What you need to do: Extract every record, exactly as written, and ignore the pictures.

#### Dataset records

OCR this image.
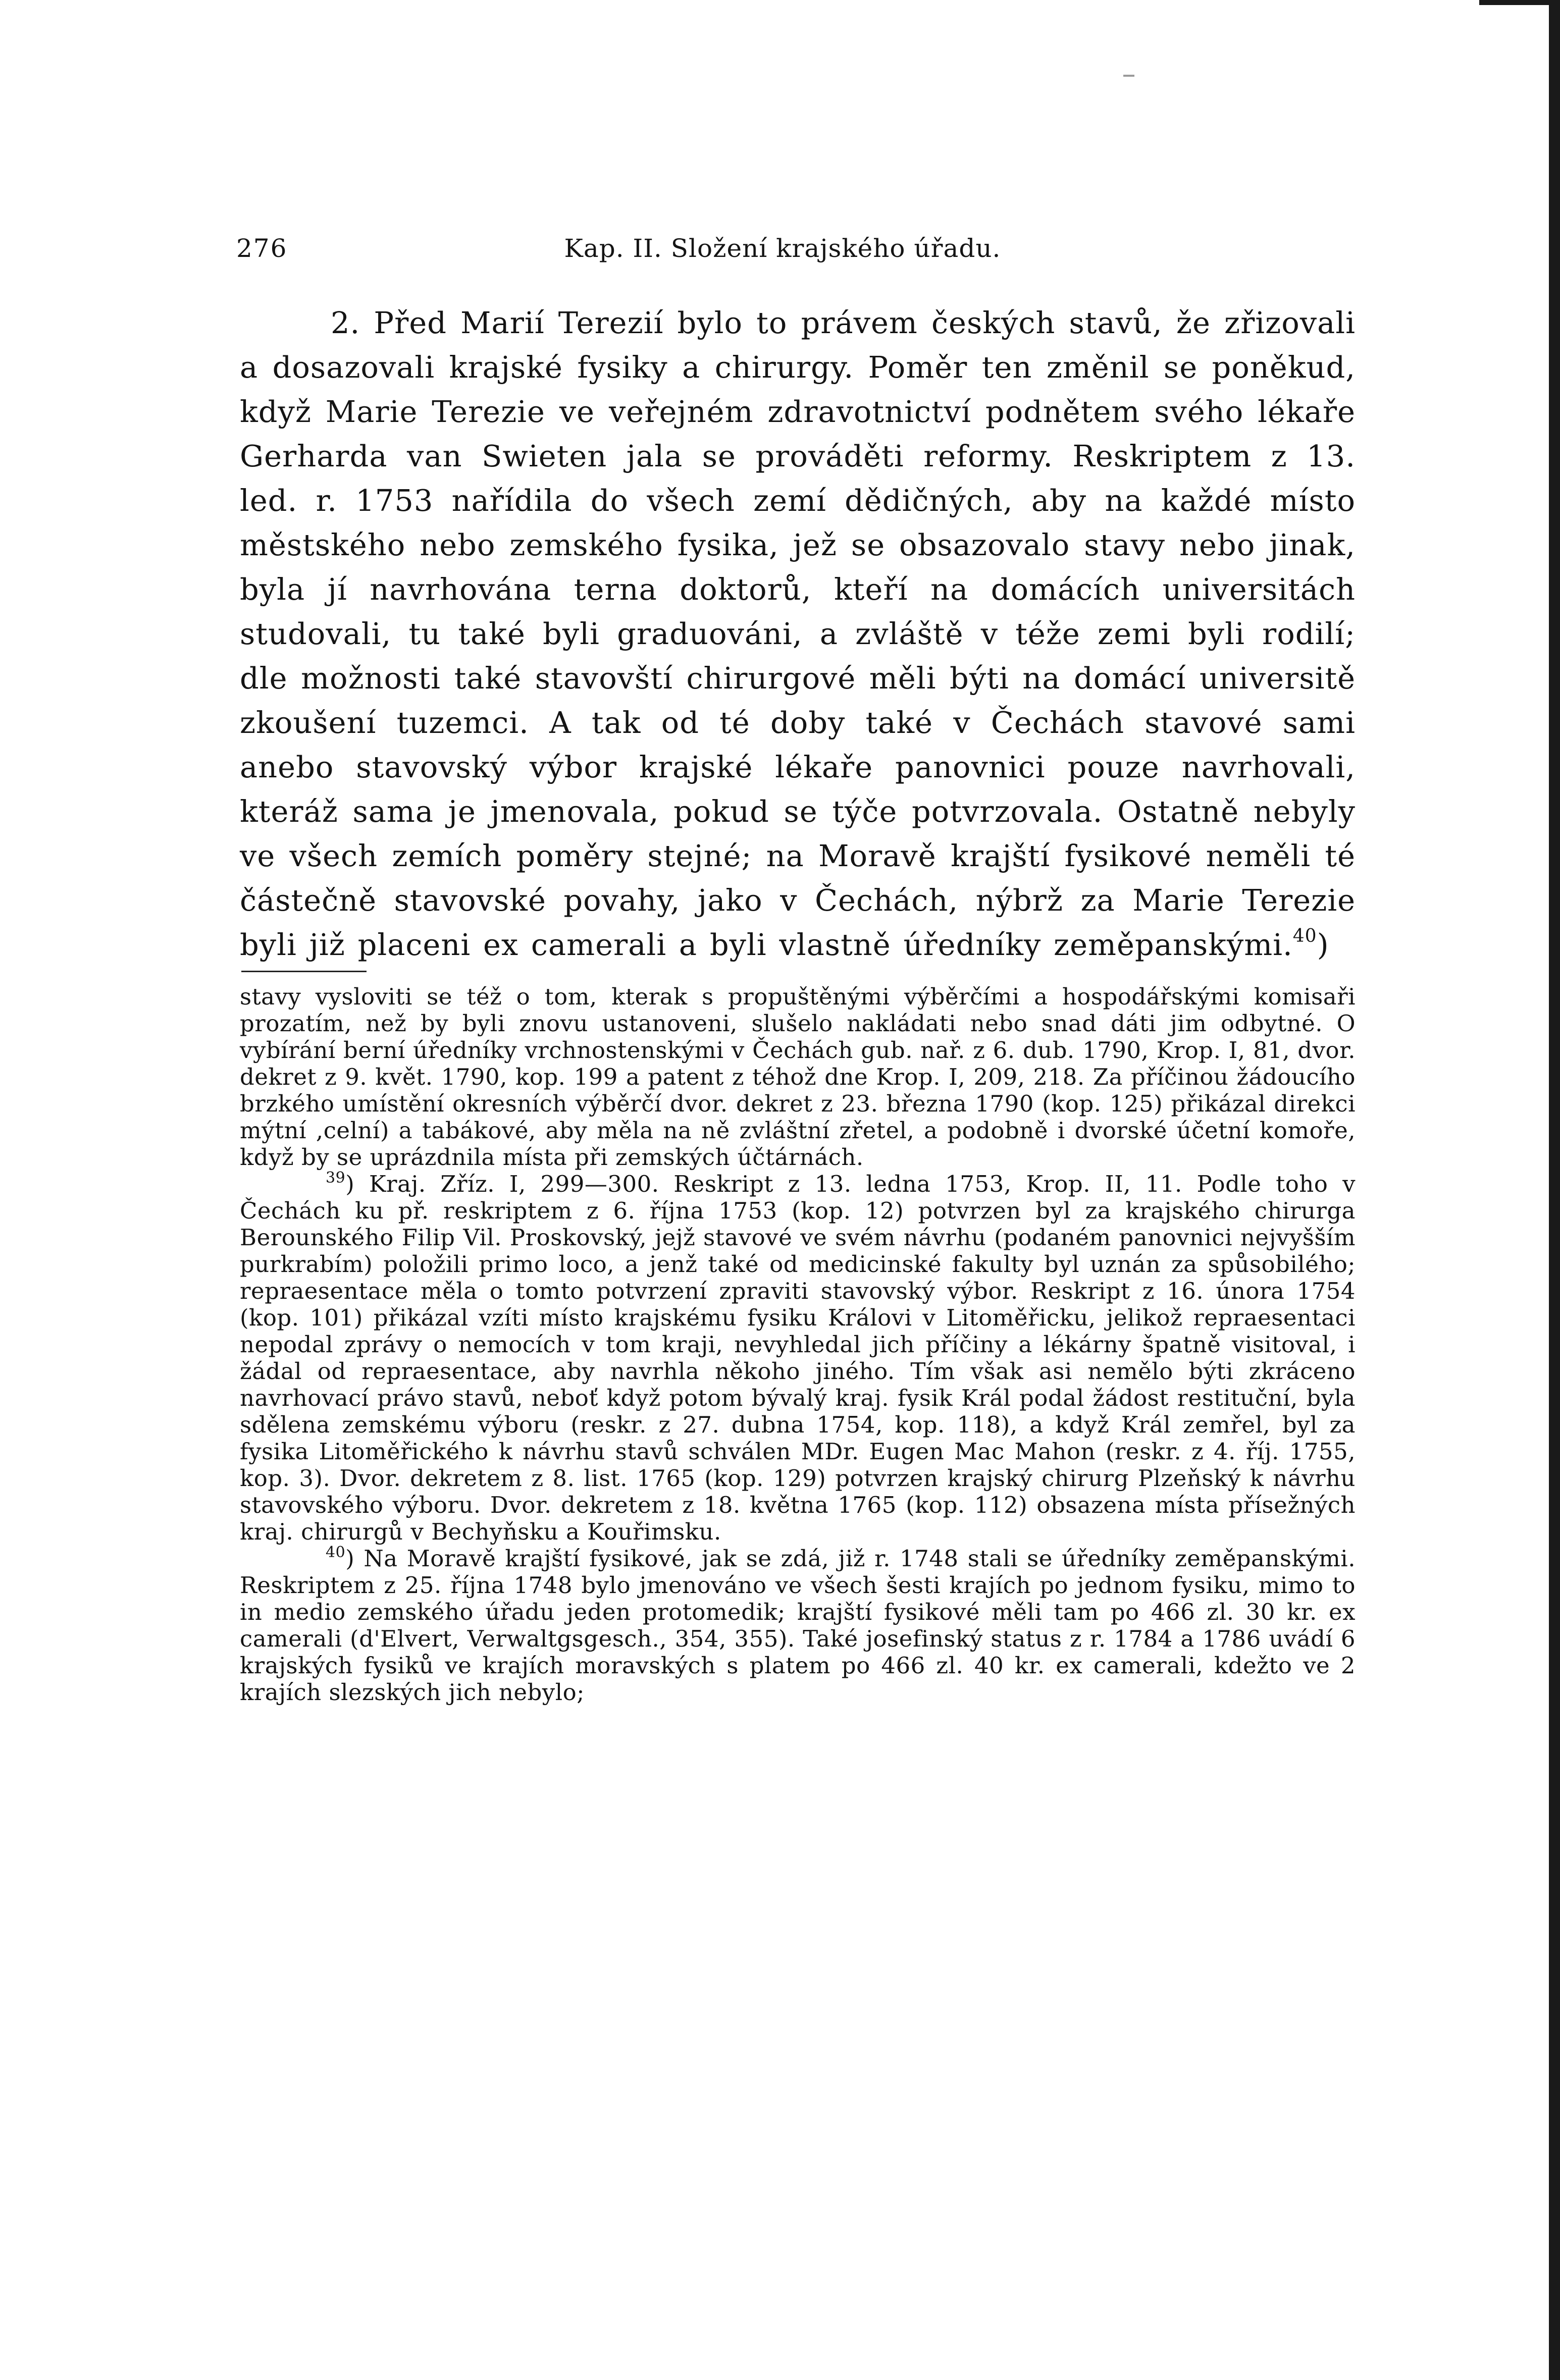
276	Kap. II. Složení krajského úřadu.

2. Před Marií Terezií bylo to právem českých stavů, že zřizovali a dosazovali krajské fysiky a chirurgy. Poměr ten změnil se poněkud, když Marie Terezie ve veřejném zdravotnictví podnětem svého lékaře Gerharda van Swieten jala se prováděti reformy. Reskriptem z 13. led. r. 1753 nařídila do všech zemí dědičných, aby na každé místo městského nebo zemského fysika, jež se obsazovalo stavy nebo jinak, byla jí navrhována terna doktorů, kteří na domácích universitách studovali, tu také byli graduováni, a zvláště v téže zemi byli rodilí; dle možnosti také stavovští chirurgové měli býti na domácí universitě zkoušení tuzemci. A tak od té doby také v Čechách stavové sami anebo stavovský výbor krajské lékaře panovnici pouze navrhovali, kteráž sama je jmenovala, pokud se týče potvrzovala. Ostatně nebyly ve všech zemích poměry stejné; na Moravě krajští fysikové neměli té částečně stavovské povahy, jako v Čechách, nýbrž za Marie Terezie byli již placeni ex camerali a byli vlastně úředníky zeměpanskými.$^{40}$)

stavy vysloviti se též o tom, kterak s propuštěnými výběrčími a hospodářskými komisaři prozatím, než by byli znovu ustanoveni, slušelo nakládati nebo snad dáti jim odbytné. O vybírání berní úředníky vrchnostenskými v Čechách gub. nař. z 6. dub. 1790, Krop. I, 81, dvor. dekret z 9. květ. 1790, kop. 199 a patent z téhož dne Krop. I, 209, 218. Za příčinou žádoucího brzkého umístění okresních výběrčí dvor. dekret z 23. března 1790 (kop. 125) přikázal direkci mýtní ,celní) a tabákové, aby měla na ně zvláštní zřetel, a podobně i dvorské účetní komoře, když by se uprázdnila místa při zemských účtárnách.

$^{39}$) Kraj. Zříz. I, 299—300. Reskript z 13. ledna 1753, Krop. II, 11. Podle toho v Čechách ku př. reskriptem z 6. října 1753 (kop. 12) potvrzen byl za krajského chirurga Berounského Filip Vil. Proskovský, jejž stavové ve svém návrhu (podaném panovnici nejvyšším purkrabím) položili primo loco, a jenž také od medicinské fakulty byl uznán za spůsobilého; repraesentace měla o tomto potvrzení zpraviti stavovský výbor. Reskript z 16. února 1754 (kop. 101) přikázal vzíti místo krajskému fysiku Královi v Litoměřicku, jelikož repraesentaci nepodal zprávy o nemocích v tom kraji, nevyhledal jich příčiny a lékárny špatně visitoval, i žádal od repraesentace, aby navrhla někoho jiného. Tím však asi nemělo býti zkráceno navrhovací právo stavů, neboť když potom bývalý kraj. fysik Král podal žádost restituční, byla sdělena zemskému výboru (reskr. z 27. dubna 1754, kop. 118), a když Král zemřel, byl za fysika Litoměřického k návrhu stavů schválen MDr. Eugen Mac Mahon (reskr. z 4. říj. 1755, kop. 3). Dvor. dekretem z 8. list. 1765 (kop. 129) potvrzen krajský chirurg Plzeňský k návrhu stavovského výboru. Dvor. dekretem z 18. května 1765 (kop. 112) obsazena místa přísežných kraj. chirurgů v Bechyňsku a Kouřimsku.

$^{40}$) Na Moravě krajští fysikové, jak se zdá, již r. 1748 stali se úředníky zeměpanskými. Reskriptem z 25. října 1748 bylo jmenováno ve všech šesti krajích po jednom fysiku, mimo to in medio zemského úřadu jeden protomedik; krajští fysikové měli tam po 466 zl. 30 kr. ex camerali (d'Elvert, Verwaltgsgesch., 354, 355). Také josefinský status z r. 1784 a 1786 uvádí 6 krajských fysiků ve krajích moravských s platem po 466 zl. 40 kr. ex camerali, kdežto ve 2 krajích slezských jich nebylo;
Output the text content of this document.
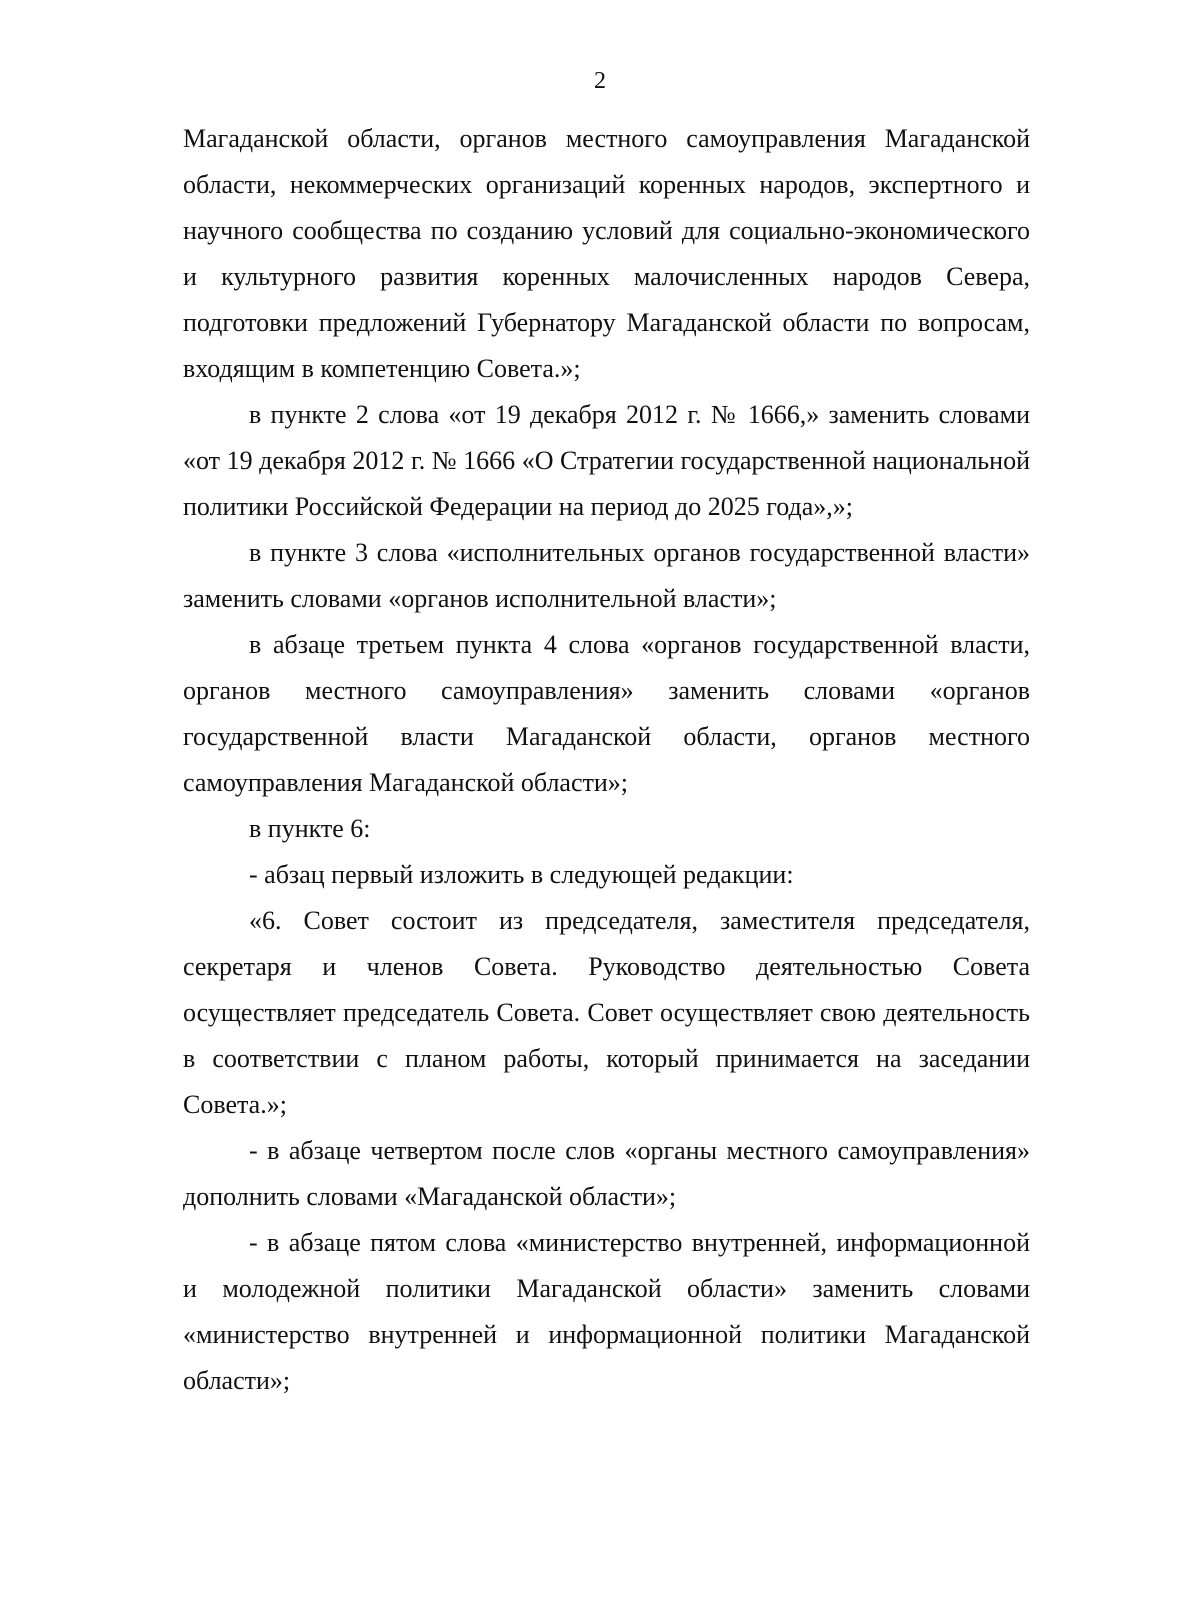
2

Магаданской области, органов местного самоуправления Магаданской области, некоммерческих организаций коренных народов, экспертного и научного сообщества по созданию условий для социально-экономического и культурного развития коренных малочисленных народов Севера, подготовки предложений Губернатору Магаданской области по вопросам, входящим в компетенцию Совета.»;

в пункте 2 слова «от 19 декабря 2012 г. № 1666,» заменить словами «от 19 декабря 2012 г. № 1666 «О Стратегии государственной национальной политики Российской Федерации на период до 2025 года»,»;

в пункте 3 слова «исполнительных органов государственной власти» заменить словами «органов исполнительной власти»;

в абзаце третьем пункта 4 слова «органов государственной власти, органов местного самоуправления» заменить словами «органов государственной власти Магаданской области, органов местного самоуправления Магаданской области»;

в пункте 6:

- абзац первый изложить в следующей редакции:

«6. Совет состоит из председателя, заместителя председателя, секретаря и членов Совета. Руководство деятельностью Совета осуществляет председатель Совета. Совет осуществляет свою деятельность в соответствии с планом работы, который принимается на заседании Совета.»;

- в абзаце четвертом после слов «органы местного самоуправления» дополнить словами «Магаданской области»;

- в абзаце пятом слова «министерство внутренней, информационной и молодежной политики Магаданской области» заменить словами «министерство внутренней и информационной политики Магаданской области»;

########

Result of this exercise:
OCR this image.
276	Kap. II. Složení krajského úřadu.

2. Před Marií Terezií bylo to právem českých stavů, že zřizovali a dosazovali krajské fysiky a chirurgy. Poměr ten změnil se poněkud, když Marie Terezie ve veřejném zdravotnictví podnětem svého lékaře Gerharda van Swieten jala se prováděti reformy. Reskriptem z 13. led. r. 1753 nařídila do všech zemí dědičných, aby na každé místo městského nebo zemského fysika, jež se obsazovalo stavy nebo jinak, byla jí navrhována terna doktorů, kteří na domácích universitách studovali, tu také byli graduováni, a zvláště v téže zemi byli rodilí; dle možnosti také stavovští chirurgové měli býti na domácí universitě zkoušení tuzemci. A tak od té doby také v Čechách stavové sami anebo stavovský výbor krajské lékaře panovnici pouze navrhovali, kteráž sama je jmenovala, pokud se týče potvrzovala. Ostatně nebyly ve všech zemích poměry stejné; na Moravě krajští fysikové neměli té částečně stavovské povahy, jako v Čechách, nýbrž za Marie Terezie byli již placeni ex camerali a byli vlastně úředníky zeměpanskými.$^{40}$)

stavy vysloviti se též o tom, kterak s propuštěnými výběrčími a hospodářskými komisaři prozatím, než by byli znovu ustanoveni, slušelo nakládati nebo snad dáti jim odbytné. O vybírání berní úředníky vrchnostenskými v Čechách gub. nař. z 6. dub. 1790, Krop. I, 81, dvor. dekret z 9. květ. 1790, kop. 199 a patent z téhož dne Krop. I, 209, 218. Za příčinou žádoucího brzkého umístění okresních výběrčí dvor. dekret z 23. března 1790 (kop. 125) přikázal direkci mýtní ,celní) a tabákové, aby měla na ně zvláštní zřetel, a podobně i dvorské účetní komoře, když by se uprázdnila místa při zemských účtárnách.

$^{39}$) Kraj. Zříz. I, 299—300. Reskript z 13. ledna 1753, Krop. II, 11. Podle toho v Čechách ku př. reskriptem z 6. října 1753 (kop. 12) potvrzen byl za krajského chirurga Berounského Filip Vil. Proskovský, jejž stavové ve svém návrhu (podaném panovnici nejvyšším purkrabím) položili primo loco, a jenž také od medicinské fakulty byl uznán za spůsobilého; repraesentace měla o tomto potvrzení zpraviti stavovský výbor. Reskript z 16. února 1754 (kop. 101) přikázal vzíti místo krajskému fysiku Královi v Litoměřicku, jelikož repraesentaci nepodal zprávy o nemocích v tom kraji, nevyhledal jich příčiny a lékárny špatně visitoval, i žádal od repraesentace, aby navrhla někoho jiného. Tím však asi nemělo býti zkráceno navrhovací právo stavů, neboť když potom bývalý kraj. fysik Král podal žádost restituční, byla sdělena zemskému výboru (reskr. z 27. dubna 1754, kop. 118), a když Král zemřel, byl za fysika Litoměřického k návrhu stavů schválen MDr. Eugen Mac Mahon (reskr. z 4. říj. 1755, kop. 3). Dvor. dekretem z 8. list. 1765 (kop. 129) potvrzen krajský chirurg Plzeňský k návrhu stavovského výboru. Dvor. dekretem z 18. května 1765 (kop. 112) obsazena místa přísežných kraj. chirurgů v Bechyňsku a Kouřimsku.

$^{40}$) Na Moravě krajští fysikové, jak se zdá, již r. 1748 stali se úředníky zeměpanskými. Reskriptem z 25. října 1748 bylo jmenováno ve všech šesti krajích po jednom fysiku, mimo to in medio zemského úřadu jeden protomedik; krajští fysikové měli tam po 466 zl. 30 kr. ex camerali (d'Elvert, Verwaltgsgesch., 354, 355). Také josefinský status z r. 1784 a 1786 uvádí 6 krajských fysiků ve krajích moravských s platem po 466 zl. 40 kr. ex camerali, kdežto ve 2 krajích slezských jich nebylo;
Output the text content of this document.
2

Магаданской области, органов местного самоуправления Магаданской области, некоммерческих организаций коренных народов, экспертного и научного сообщества по созданию условий для социально-экономического и культурного развития коренных малочисленных народов Севера, подготовки предложений Губернатору Магаданской области по вопросам, входящим в компетенцию Совета.»;

в пункте 2 слова «от 19 декабря 2012 г. № 1666,» заменить словами «от 19 декабря 2012 г. № 1666 «О Стратегии государственной национальной политики Российской Федерации на период до 2025 года»,»;

в пункте 3 слова «исполнительных органов государственной власти» заменить словами «органов исполнительной власти»;

в абзаце третьем пункта 4 слова «органов государственной власти, органов местного самоуправления» заменить словами «органов государственной власти Магаданской области, органов местного самоуправления Магаданской области»;

в пункте 6:

- абзац первый изложить в следующей редакции:

«6. Совет состоит из председателя, заместителя председателя, секретаря и членов Совета. Руководство деятельностью Совета осуществляет председатель Совета. Совет осуществляет свою деятельность в соответствии с планом работы, который принимается на заседании Совета.»;

- в абзаце четвертом после слов «органы местного самоуправления» дополнить словами «Магаданской области»;

- в абзаце пятом слова «министерство внутренней, информационной и молодежной политики Магаданской области» заменить словами «министерство внутренней и информационной политики Магаданской области»;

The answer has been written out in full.